* TASK DESCRIPTION *
Find each line with the word "Bajar" in it, then give the total alone.
>> Begin RECORDS TO PROCESS
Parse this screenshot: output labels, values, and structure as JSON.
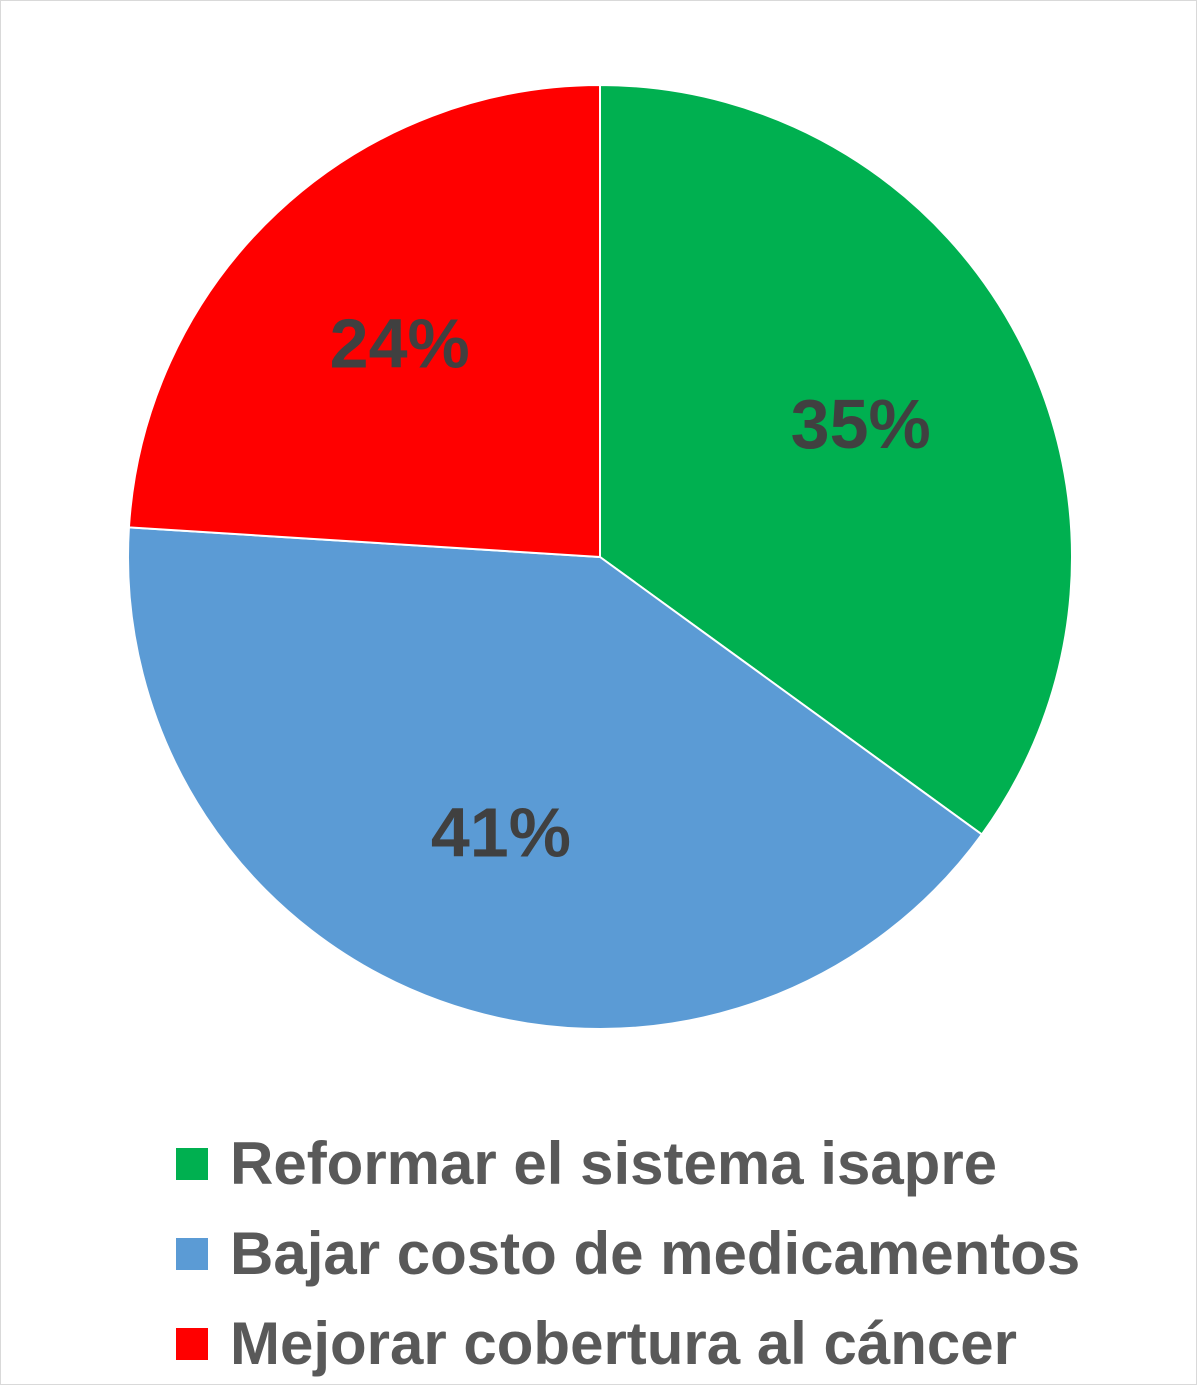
{
  "chart_data": {
    "type": "pie",
    "categories": [
      "Reformar el sistema isapre",
      "Bajar costo de medicamentos",
      "Mejorar cobertura al cáncer"
    ],
    "values": [
      35,
      41,
      24
    ],
    "labels": [
      "35%",
      "41%",
      "24%"
    ],
    "colors": [
      "#00B050",
      "#5B9BD5",
      "#FF0000"
    ],
    "label_color": "#404040",
    "start_angle": "12 o'clock",
    "direction": "clockwise",
    "legend_position": "bottom",
    "legend": [
      {
        "label": "Reformar el sistema isapre",
        "color": "#00B050"
      },
      {
        "label": "Bajar costo de medicamentos",
        "color": "#5B9BD5"
      },
      {
        "label": "Mejorar cobertura al cáncer",
        "color": "#FF0000"
      }
    ]
  }
}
>> End RECORDS TO PROCESS
* THE RESULT *
2